● **GEKOZEN FRAGMENT**:
Geen wit zien.
De negende stelling bij het proefschrift van dr. F. Drost over C.S. Adama van Scheltema (dat prof. dr. C.G.N. de Vooys besprak op blz. 165-168 van deze jaargang) luidt als volgt:
‘In de Vondeluitgave van de Mij. voor Goede en Goedkope Lectuur (III, 396) staat bij het gedicht Uitvaart van mijn Dochterken de verklaring:,.Geen wit mogen (kunnen) zien: geen vrolikheid kunnen verdragen’. Dit moet zijn: ‘niet in staat zijn, zijn doel voldoende te onderscheiden’.
De interpretatie, dat de felle dood, door algemene woede tegen de levende mensheid verblind, zijn pijlen afschieten zou zonder onderscheid van mikpunt, zelfs zonder in zijn blinde woede nog vermogen tot zulk onderscheid te bezitten, klinkt wellicht aantrekkelijk. Ze klinkt zeker niet onnatuurlijk.
Maar over de predikant Godefried zegt Vondel in Harpoen, vs. 24 (W.B. III, 310): ‘wel moght hij wit zien, maer vermijde d'argernissen’, d.w.z. hij kon vrolijkheid verdragen, doch ontweek uitspattingen.

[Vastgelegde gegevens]

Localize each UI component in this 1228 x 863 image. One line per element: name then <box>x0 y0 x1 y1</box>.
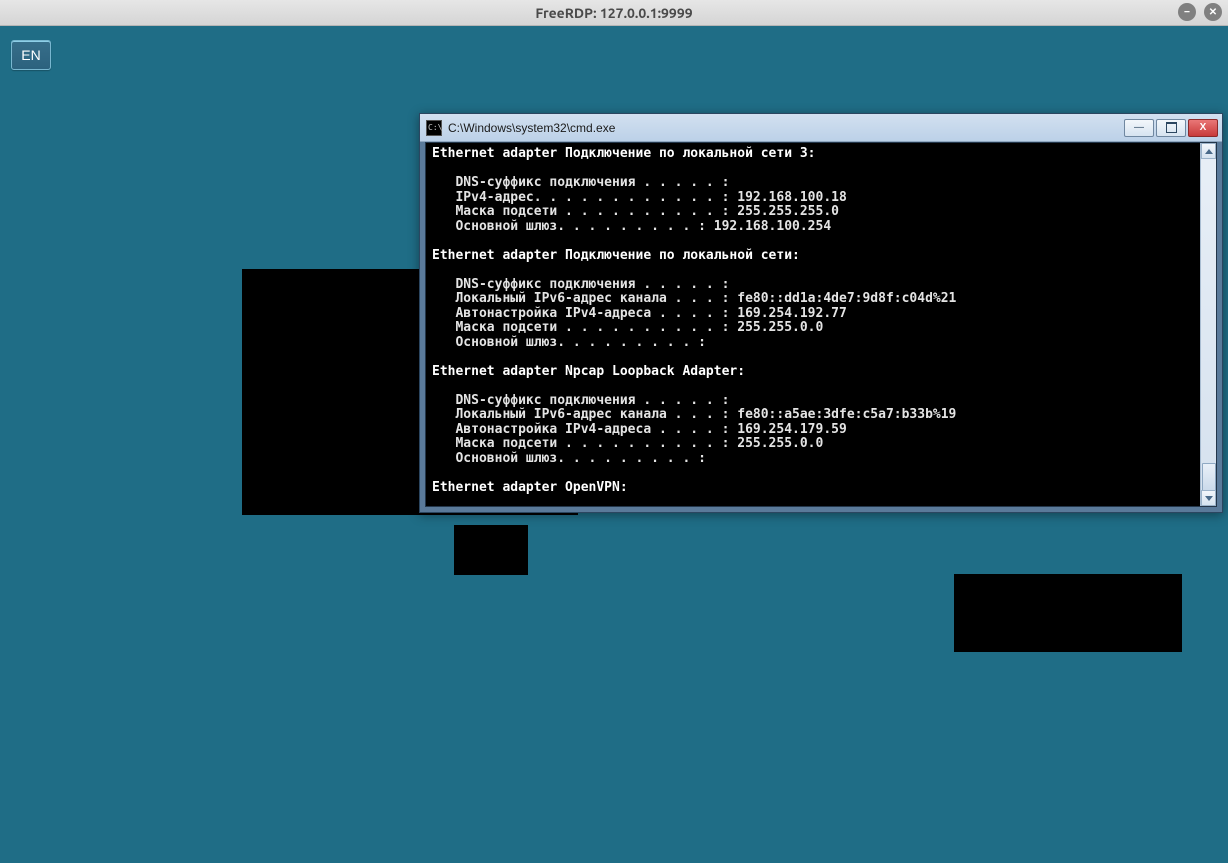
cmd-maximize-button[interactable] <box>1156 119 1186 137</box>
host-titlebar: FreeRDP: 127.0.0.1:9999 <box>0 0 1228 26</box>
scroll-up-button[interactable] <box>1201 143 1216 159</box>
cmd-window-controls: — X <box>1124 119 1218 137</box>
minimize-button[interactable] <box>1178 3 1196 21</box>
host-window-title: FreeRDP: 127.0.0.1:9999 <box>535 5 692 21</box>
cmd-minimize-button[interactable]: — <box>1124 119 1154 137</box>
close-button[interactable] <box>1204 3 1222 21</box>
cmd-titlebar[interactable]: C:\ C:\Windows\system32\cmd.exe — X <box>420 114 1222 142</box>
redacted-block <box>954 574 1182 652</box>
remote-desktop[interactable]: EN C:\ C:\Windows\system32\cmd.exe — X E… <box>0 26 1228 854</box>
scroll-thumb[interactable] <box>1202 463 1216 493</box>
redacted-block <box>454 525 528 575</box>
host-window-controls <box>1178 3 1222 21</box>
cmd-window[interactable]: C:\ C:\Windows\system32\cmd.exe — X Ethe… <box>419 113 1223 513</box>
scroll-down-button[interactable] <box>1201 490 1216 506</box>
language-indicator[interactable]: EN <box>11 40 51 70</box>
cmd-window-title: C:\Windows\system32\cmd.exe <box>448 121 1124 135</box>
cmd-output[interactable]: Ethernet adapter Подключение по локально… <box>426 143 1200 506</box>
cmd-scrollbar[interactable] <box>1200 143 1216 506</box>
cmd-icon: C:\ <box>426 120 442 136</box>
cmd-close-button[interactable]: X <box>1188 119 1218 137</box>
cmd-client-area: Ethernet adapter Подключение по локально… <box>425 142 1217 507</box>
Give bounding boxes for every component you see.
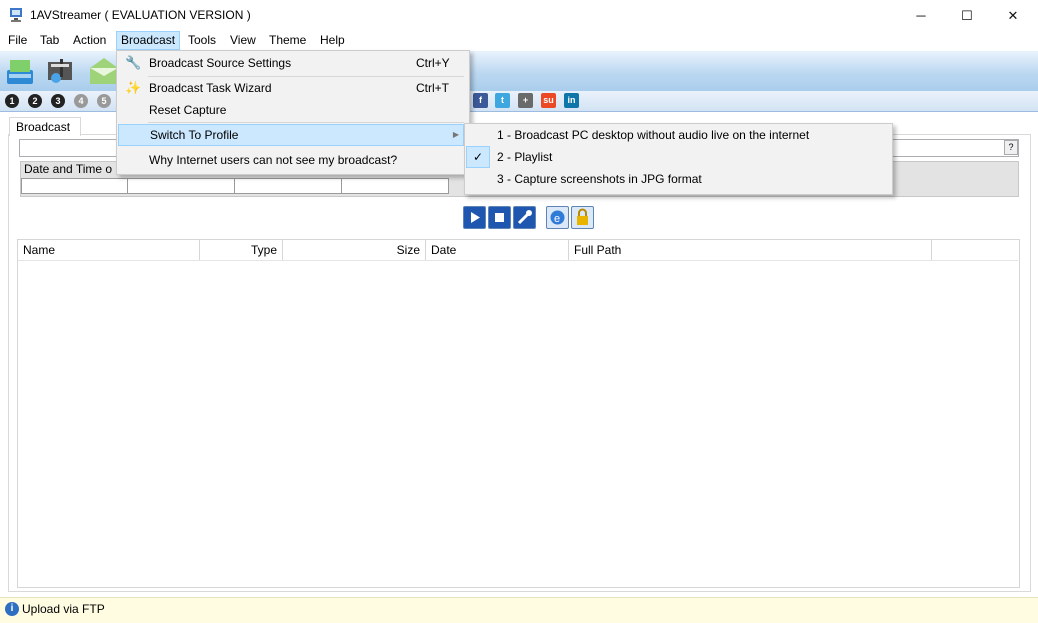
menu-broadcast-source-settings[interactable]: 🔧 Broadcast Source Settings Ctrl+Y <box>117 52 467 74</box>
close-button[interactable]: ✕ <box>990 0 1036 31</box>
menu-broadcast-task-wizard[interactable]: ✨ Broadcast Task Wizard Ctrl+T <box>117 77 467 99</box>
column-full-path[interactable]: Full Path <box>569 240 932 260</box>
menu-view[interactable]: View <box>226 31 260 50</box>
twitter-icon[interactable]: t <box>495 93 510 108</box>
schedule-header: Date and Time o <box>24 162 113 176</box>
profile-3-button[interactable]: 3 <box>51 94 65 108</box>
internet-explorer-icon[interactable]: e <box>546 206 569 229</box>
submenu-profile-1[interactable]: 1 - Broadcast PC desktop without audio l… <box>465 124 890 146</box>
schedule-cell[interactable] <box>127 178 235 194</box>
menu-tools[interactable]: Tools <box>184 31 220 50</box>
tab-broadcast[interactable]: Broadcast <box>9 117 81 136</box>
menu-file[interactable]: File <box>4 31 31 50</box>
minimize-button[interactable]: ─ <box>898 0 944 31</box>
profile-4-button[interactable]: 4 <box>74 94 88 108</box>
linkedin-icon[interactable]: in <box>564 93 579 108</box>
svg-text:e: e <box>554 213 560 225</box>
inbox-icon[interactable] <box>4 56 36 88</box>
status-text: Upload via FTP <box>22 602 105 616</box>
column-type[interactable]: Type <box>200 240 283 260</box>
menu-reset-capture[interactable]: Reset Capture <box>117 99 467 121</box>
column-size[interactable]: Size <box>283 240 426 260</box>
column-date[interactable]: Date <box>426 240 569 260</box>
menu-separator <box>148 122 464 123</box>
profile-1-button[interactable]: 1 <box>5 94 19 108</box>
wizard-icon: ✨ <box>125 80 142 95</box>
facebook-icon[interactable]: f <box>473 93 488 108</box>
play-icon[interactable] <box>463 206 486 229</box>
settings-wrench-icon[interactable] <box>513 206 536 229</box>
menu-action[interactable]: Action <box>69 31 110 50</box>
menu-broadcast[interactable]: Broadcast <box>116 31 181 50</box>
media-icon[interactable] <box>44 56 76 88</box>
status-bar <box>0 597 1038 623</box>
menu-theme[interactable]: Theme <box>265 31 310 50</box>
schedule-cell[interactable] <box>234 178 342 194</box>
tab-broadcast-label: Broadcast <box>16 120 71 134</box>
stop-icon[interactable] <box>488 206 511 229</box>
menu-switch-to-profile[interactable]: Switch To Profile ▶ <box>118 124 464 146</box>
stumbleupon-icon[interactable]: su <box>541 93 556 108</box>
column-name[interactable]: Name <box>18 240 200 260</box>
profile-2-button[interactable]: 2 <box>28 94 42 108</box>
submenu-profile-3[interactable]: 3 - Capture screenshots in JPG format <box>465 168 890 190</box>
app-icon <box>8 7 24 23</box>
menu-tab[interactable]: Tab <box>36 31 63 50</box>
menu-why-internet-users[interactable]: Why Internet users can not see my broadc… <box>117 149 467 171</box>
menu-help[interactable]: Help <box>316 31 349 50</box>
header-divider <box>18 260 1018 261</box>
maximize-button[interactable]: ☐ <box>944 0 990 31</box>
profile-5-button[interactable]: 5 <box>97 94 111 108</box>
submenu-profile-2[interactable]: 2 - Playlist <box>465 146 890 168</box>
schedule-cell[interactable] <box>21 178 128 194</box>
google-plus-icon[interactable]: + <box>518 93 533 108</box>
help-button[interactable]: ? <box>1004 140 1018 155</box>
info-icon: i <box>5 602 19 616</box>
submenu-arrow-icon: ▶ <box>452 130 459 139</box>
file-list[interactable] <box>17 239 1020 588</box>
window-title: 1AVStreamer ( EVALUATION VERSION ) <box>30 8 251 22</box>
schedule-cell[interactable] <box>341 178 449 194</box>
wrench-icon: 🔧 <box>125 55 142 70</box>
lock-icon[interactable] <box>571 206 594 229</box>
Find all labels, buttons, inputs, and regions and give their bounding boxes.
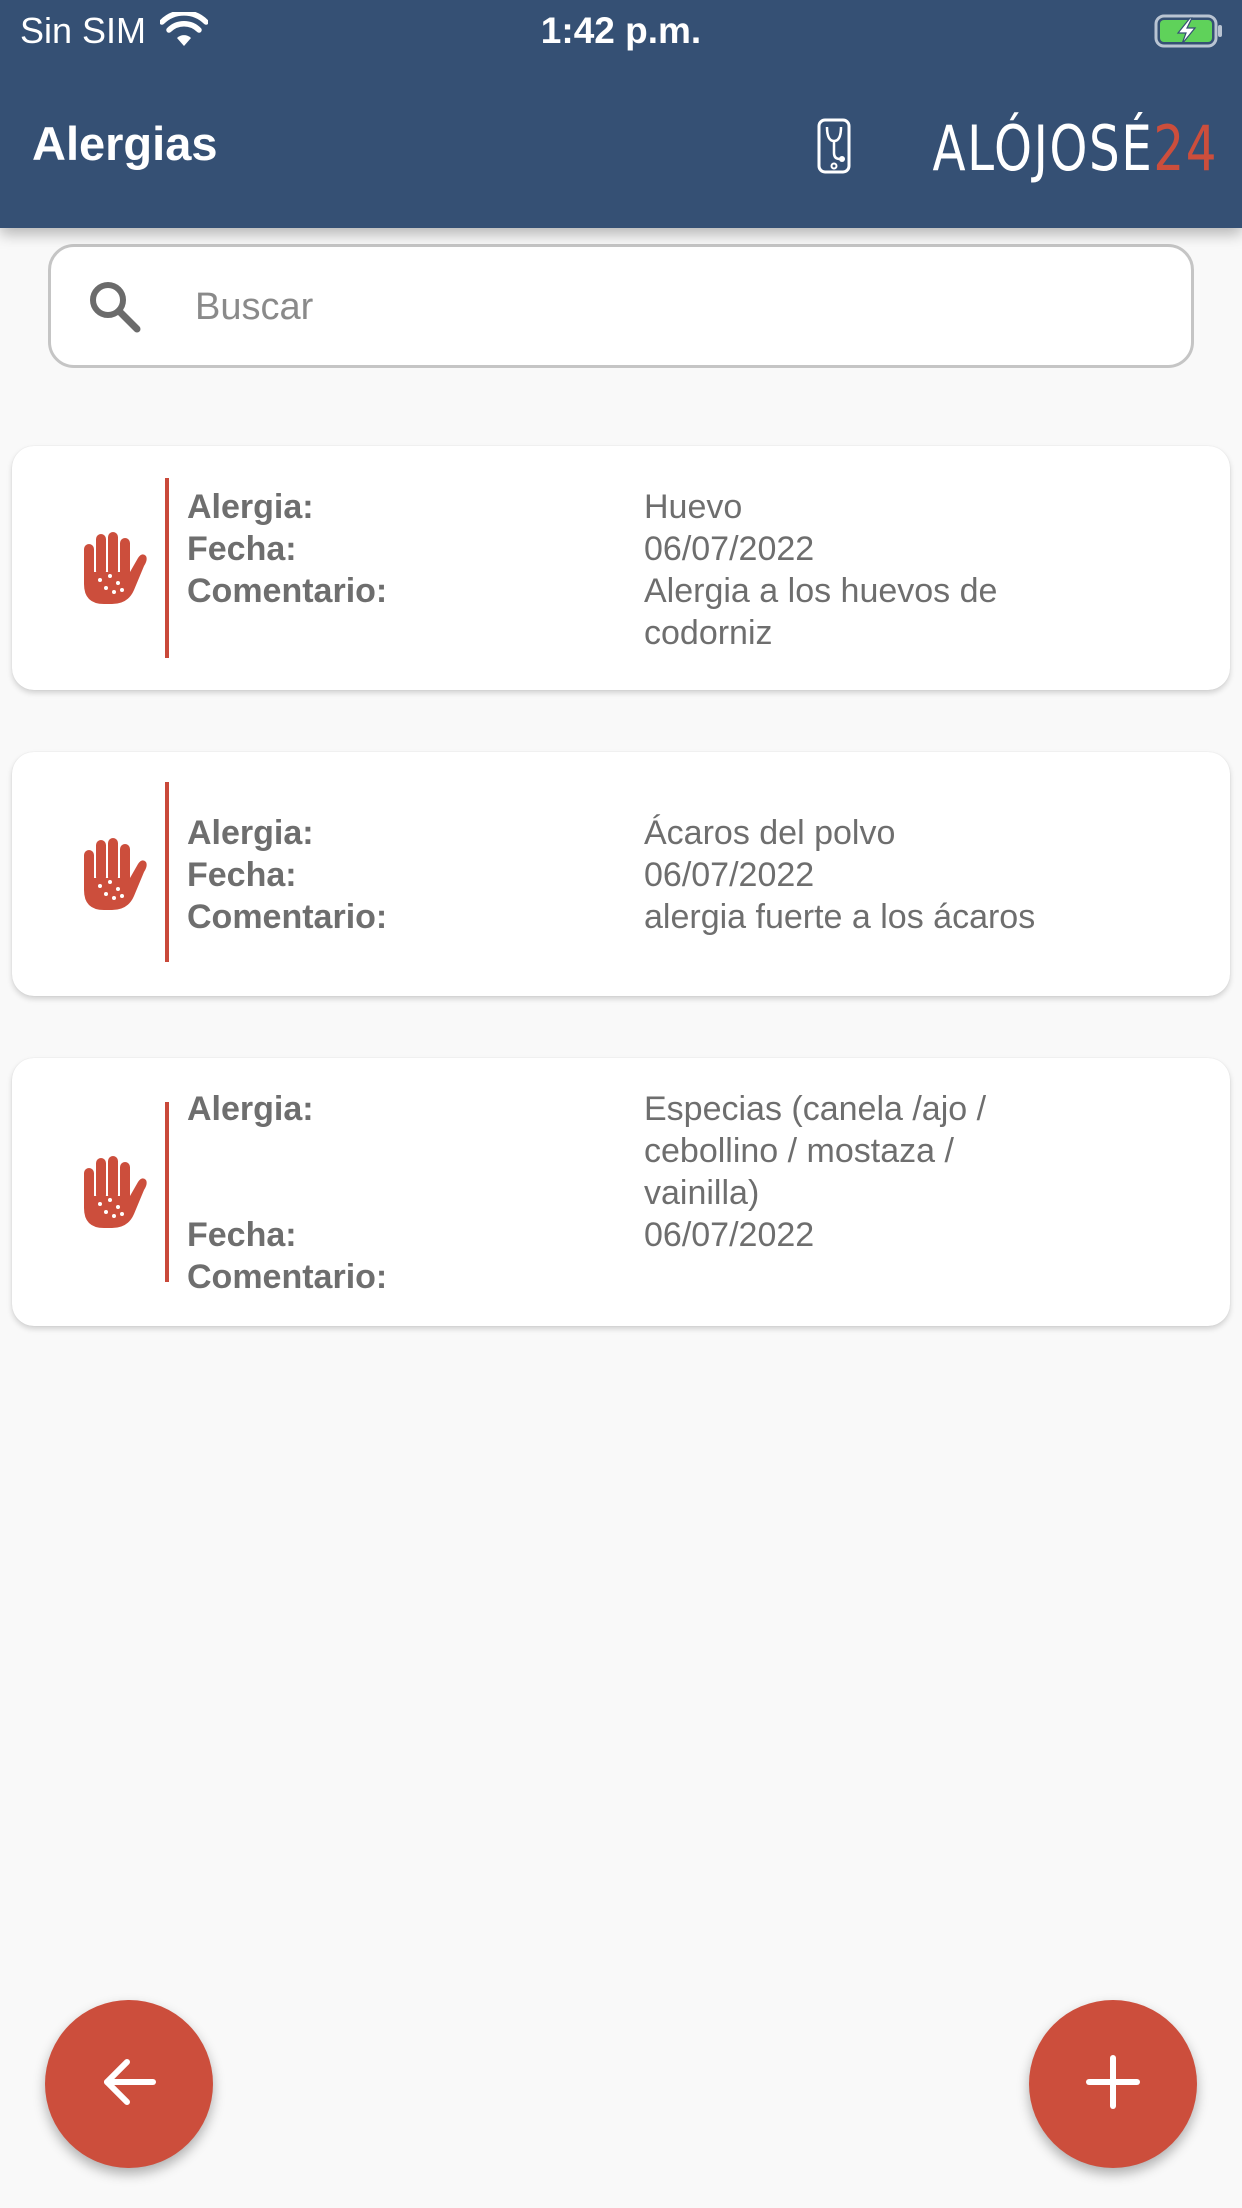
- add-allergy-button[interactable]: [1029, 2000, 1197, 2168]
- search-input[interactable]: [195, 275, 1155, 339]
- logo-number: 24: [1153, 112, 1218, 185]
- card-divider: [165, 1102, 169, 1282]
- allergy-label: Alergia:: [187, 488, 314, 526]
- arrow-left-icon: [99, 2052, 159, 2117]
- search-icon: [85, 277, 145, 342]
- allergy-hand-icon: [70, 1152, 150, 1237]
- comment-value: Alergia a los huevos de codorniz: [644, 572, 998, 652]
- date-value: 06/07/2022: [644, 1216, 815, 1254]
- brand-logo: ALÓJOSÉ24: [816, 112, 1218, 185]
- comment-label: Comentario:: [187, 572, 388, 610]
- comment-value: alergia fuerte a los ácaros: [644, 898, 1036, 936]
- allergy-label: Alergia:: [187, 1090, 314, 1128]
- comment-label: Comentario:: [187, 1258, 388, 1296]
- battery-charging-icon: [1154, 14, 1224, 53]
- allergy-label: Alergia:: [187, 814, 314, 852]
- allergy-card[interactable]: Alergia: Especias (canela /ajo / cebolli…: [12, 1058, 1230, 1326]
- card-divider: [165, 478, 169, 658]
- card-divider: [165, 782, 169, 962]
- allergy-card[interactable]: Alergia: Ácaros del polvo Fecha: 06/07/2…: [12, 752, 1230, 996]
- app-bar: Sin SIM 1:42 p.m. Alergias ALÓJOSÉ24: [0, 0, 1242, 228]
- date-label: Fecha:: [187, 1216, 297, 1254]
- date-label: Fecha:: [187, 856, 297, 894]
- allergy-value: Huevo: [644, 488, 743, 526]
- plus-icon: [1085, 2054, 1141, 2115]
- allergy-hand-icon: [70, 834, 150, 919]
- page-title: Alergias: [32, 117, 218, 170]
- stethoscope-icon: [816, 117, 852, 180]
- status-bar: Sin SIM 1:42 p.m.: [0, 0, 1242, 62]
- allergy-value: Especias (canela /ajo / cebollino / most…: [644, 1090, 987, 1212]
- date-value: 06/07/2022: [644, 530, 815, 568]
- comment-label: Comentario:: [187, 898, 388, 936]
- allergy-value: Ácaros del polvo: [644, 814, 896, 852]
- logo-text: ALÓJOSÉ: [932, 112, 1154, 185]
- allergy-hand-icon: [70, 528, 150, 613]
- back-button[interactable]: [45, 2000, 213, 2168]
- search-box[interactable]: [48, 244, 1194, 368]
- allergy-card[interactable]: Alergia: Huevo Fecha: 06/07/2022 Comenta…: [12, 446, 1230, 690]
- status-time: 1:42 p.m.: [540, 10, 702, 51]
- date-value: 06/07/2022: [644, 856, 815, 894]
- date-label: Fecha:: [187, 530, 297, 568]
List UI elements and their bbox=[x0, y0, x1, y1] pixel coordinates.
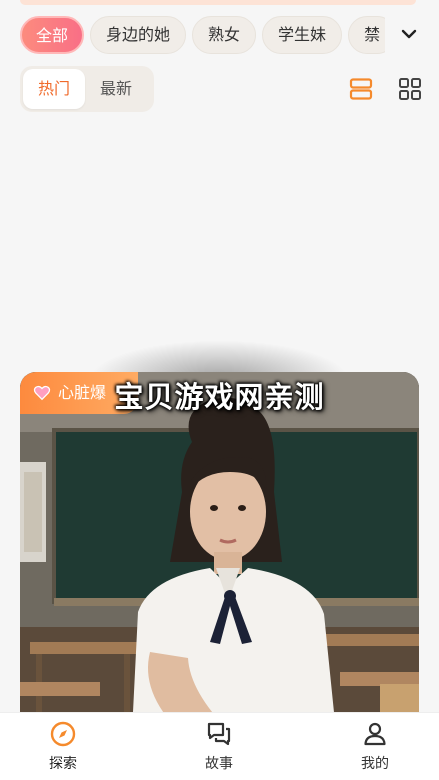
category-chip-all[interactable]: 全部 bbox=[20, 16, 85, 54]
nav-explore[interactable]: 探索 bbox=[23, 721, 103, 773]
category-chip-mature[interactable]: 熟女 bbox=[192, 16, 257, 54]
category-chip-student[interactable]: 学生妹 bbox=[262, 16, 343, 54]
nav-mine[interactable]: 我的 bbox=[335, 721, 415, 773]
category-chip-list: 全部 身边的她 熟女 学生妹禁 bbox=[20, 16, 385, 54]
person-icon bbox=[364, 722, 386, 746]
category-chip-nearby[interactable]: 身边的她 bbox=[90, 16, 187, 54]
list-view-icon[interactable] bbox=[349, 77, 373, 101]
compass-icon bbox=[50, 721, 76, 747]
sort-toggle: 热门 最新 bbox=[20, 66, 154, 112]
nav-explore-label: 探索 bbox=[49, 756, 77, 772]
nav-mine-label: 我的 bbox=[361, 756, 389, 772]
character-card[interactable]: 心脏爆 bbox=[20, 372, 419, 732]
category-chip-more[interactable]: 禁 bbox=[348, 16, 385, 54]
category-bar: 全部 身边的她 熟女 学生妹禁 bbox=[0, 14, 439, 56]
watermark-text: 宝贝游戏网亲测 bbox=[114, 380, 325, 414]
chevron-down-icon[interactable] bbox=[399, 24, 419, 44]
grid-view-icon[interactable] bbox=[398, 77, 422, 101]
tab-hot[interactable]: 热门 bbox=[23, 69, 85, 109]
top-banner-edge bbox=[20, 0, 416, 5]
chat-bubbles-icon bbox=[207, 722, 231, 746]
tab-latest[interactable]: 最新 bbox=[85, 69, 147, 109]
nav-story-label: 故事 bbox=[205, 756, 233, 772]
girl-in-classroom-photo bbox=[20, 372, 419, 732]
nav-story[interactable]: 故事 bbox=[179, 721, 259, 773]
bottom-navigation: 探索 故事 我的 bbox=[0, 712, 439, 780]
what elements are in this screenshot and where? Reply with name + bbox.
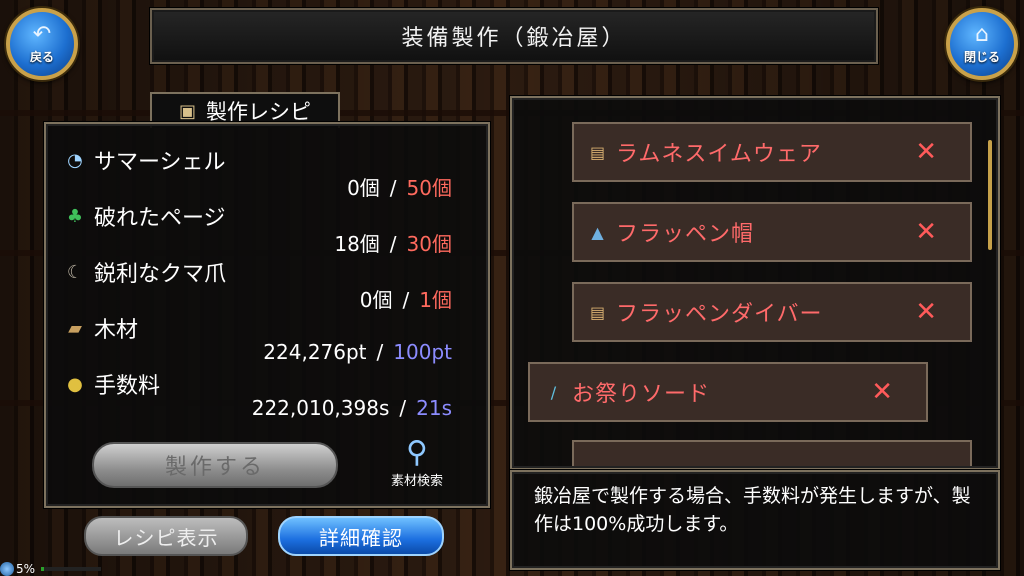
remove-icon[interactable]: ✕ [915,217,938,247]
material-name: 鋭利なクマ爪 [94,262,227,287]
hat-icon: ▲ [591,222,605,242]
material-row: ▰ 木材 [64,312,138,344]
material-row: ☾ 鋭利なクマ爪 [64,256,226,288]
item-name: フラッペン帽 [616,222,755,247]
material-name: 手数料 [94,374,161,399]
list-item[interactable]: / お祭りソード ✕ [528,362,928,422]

● **OPDRACHT**: Schrijf een vervolg op het fragment over de uitdrukking ‘geen wit zien’ bij Vondel, aansluitend op de laatste zin. De lijst komt uit een andere bron.

● **UITWERKING**:
Deze plaats uit Vondel rechtvaardigt de door W.B. III, 396 gegeven verklaring van de uitdrukking ‘geen wit mogen zien’ als ‘geen vreugde kunnen aanzien’. Ook Van Lennep's verklaring (II, 526): ‘die met geen' witte hairen te doen wil hebben’ komt niet overeen met Vondels gebruik van dezelfde zegswijze in ander verband.
Hoe aantrekkelijk de interpretatie van Dr. Drost moge klinken, ze moet onjuist heten, wanneer men hecht aan het beginsel, dat Vondel uit Vondel verklaard dient te worden, niet uit hedendaagse of andere stijlbegrippen.
W. Asselbergs.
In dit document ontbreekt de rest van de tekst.